◆ Tâche demandée 1 ◆
Reproduisez à l'identique le passage du texte sur le Chili qui va de « Expériences » à « de 2 500 km. ».

Expériences
chiliennes
Sur
le territoire de l’actuel Chili, vivait une multitude de communautés
amérindiennes. Ces communautés étaient très différentes les unes des autres car
le territoire chilien a une configuration très particulière. C’est une bande de
terre de 200 km de large sur 4 300 km de long, coincée entre l’océan Pacifique
à l’ouest et la cordillère des Andes à l’est. Le nord est un désert
caniculaire, le sud, proche du Cap Horn, une région froide, très arrosée. Afin
de se rendre compte de l’étendue de ce territoire, rappelons simplement que
Paris et Moscou sont distants de 2 500 km.
Un peu
d’histoire
Au
centre vit la communauté la plus nombreuse, les Mapuches « les gens de la terre ». Contrairement aux
Amérindiens du nord du continent, dès le Xème siècle, ils se sédentarisent,
développent les cultures en terrasse, l’irrigation et la défense de leur
territoire. Au XVème siècle, les Incas, s’en rendront compte, leur prise de
possession du territoire chilien sera bloquée par les Mapuches. En 1520,
Magellan occupe le sud et le nord de l’actuel Chili, mais le territoire mapuche
résistera et restera quasiment autonome. Le navigateur rendra d’ailleurs
hommage à la ténacité, au courage de ce peuple. Pourtant, ce ne sont pas les
Indigènes, mais les colons européens, en particulier les propriétaires
fonciers, qui se dégagent de la tutelle espagnole ; celle-ci prend fin,
effectivement, en 1826, à l’issue de la guerre d’indépendance.
Début
19ème, la désignation d’un chef d’Etat était relativement simple (à en
faire rêver quelques politiciens actuels) : le plus grand propriétaire
terrien, Bernard O’Higgins, s’institue « commandeur suprême ». Il
proclame l’indépendance du Chili le 12
février 1818. Au cours de ce siècle, de grandes entreprises voient le
jour du fait de la découverte d’argent puis de salpêtre. Le secteur agricole
est florissant. L’agriculture au nord, l’élevage au sud et la pêche assurent la
souveraineté alimentaire.

◆ Données fournies ◆

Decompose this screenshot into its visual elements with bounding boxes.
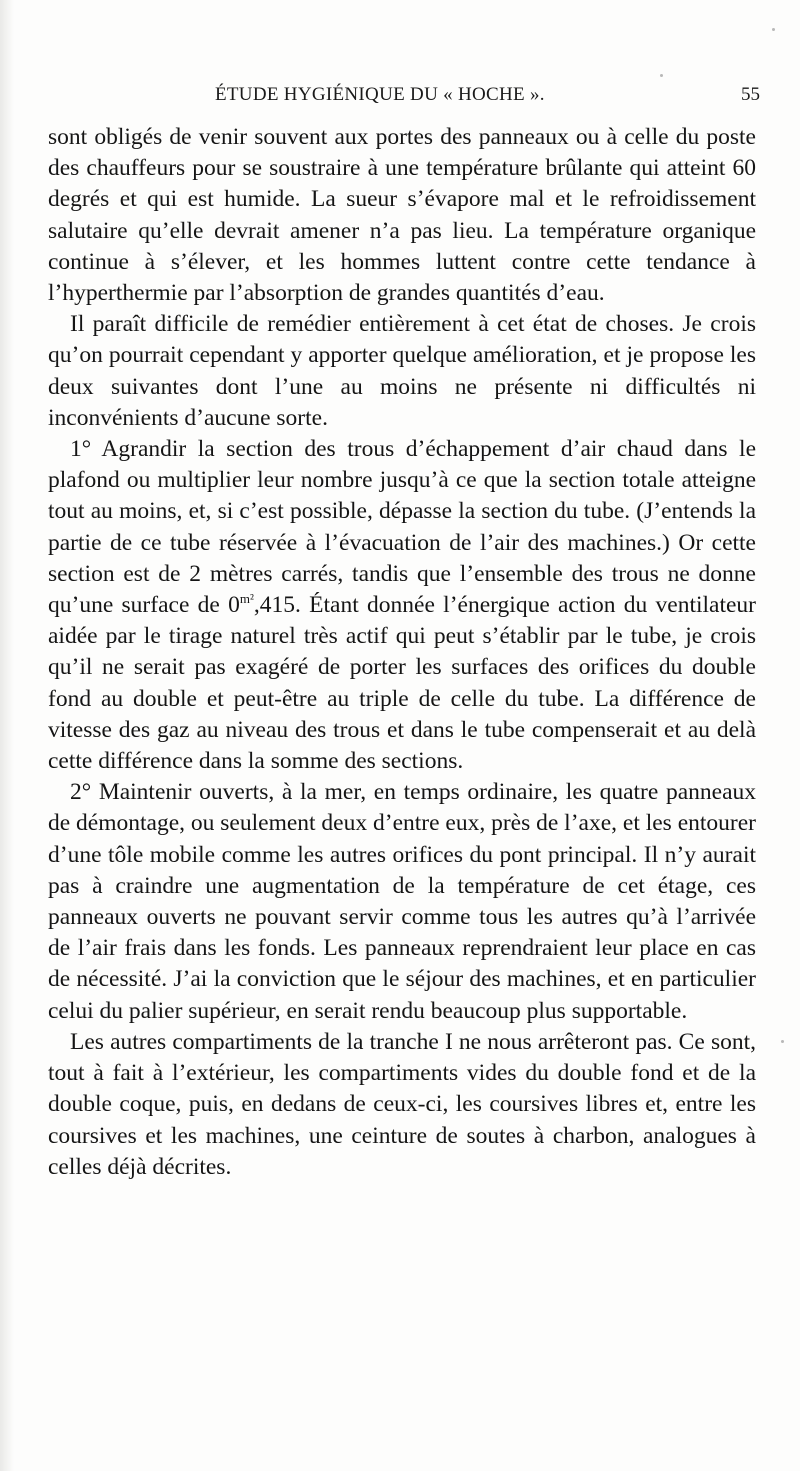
paper-speck [772,28,775,31]
body-text [48,122,756,1183]
first-proposal-text-start: 1° Agrandir la section des trous d’échappement d’air chaud dans le plafond ou multiplier leur nombre jusqu’à ce que la section totale atteigne tout au moins, et, si c’est possible, dépasse la section du tube. (J’entends la partie de ce tube réservée à l’évacuation de l’air des machines.) Or cette section est de 2 mètres carrés, tandis que l’ensemble des trous ne donne qu’une surface de 0 [48,436,756,619]
paragraph-continuation: sont obligés de venir souvent aux portes des panneaux ou à celle du poste des chauffeurs pour se soustraire à une température brûlante qui atteint 60 degrés et qui est humide. La sueur s’évapore mal et le refroidissement salutaire qu’elle devrait amener n’a pas lieu. La température organique continue à s’élever, et les hommes luttent contre cette tendance à l’hyperthermie par l’absorption de grandes quantités d’eau. [48,124,756,307]
paragraph-first-proposal [48,434,756,777]
unit-square-meter: m² [239,591,254,607]
page-number: 55 [741,84,760,105]
running-title: ÉTUDE HYGIÉNIQUE DU « HOCHE ». [215,84,545,105]
first-proposal-text-end: ,415. Étant donnée l’énergique action du ventilateur aidée par le tirage naturel très actif qui peut s’établir par le tube, je crois qu’il ne serait pas exagéré de porter les surfaces des orifices du double fond au double et peut-être au triple de celle du tube. La différence de vitesse des gaz au niveau des trous et dans le tube compenserait et au delà cette différence dans la somme des sections. [48,592,757,775]
paragraph-second-proposal: 2° Maintenir ouverts, à la mer, en temps ordinaire, les quatre panneaux de démontage, ou seulement deux d’entre eux, près de l’axe, et les entourer d’une tôle mobile comme les autres orifices du pont principal. Il n’y aurait pas à craindre une augmentation de la température de cet étage, ces panneaux ouverts ne pouvant servir comme tous les autres qu’à l’arrivée de l’air frais dans les fonds. Les panneaux reprendraient leur place en cas de nécessité. J’ai la conviction que le séjour des machines, et en particulier celui du palier supérieur, en serait rendu beaucoup plus supportable. [48,779,756,1024]
paragraph-remedy-intro: Il paraît difficile de remédier entièrement à cet état de choses. Je crois qu’on pourrait cependant y apporter quelque amélioration, et je propose les deux suivantes dont l’une au moins ne présente ni difficultés ni inconvénients d’aucune sorte. [48,311,756,431]
page-header [0,84,800,114]
paragraph-other-compartments: Les autres compartiments de la tranche I ne nous arrêteront pas. Ce sont, tout à fait à l’extérieur, les compartiments vides du double fond et de la double coque, puis, en dedans de ceux-ci, les coursives libres et, entre les coursives et les machines, une ceinture de soutes à charbon, analogues à celles déjà décrites. [48,1028,756,1180]
paper-speck [660,74,663,77]
paper-speck [781,1040,784,1043]
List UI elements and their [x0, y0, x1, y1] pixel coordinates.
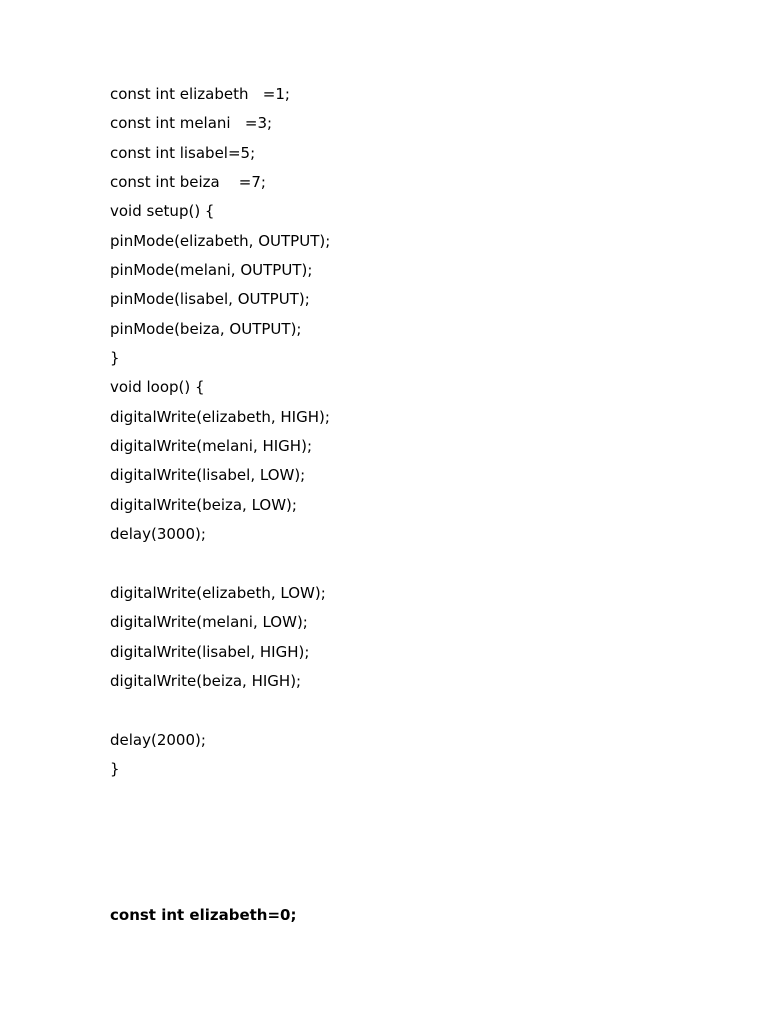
code-line: digitalWrite(melani, LOW); — [110, 613, 308, 632]
code-line: pinMode(beiza, OUTPUT); — [110, 319, 302, 338]
code-line: digitalWrite(beiza, HIGH); — [110, 671, 302, 690]
code-line: void setup() { — [110, 202, 215, 221]
code-line: digitalWrite(lisabel, LOW); — [110, 466, 306, 485]
code-line: } — [110, 349, 120, 368]
code-line: const int elizabeth =1; — [110, 85, 290, 103]
code-line: delay(3000); — [110, 525, 206, 544]
code-line-blank — [110, 553, 330, 582]
code-line: const int beiza =7; — [110, 173, 266, 192]
code-line: digitalWrite(elizabeth, HIGH); — [110, 407, 330, 426]
code-line: pinMode(elizabeth, OUTPUT); — [110, 231, 331, 250]
code-line: digitalWrite(lisabel, HIGH); — [110, 642, 310, 661]
code-line: const int lisabel=5; — [110, 143, 256, 162]
code-line: void loop() { — [110, 378, 205, 397]
code-line: } — [110, 759, 120, 778]
bold-code-line: const int elizabeth=0; — [110, 906, 297, 924]
code-line-blank — [110, 699, 330, 728]
code-line: delay(2000); — [110, 730, 206, 749]
code-line: digitalWrite(melani, HIGH); — [110, 437, 312, 456]
code-line: digitalWrite(elizabeth, LOW); — [110, 583, 326, 602]
code-line: pinMode(melani, OUTPUT); — [110, 261, 313, 280]
code-line: const int melani =3; — [110, 114, 273, 133]
code-block — [110, 83, 330, 787]
code-line: pinMode(lisabel, OUTPUT); — [110, 290, 310, 309]
code-line: digitalWrite(beiza, LOW); — [110, 495, 297, 514]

◆ Tâche demandée 2 ◆
Dans les enregistrements, consignez à l'identique les seules lignes qui vont de la ligne contenant « paper-speck [772,28,775,31] » à la ligne contenant « body-text [48,122,756,1183] », ces deux lignes comprises.

◆ Solution 1 ◆
Expériences
chiliennes
Sur
le territoire de l’actuel Chili, vivait une multitude de communautés
amérindiennes. Ces communautés étaient très différentes les unes des autres car
le territoire chilien a une configuration très particulière. C’est une bande de
terre de 200 km de large sur 4 300 km de long, coincée entre l’océan Pacifique
à l’ouest et la cordillère des Andes à l’est. Le nord est un désert
caniculaire, le sud, proche du Cap Horn, une région froide, très arrosée. Afin
de se rendre compte de l’étendue de ce territoire, rappelons simplement que
Paris et Moscou sont distants de 2 500 km.

◆ Solution 2 ◆
paper-speck [772,28,775,31]
body-text [48,122,756,1183]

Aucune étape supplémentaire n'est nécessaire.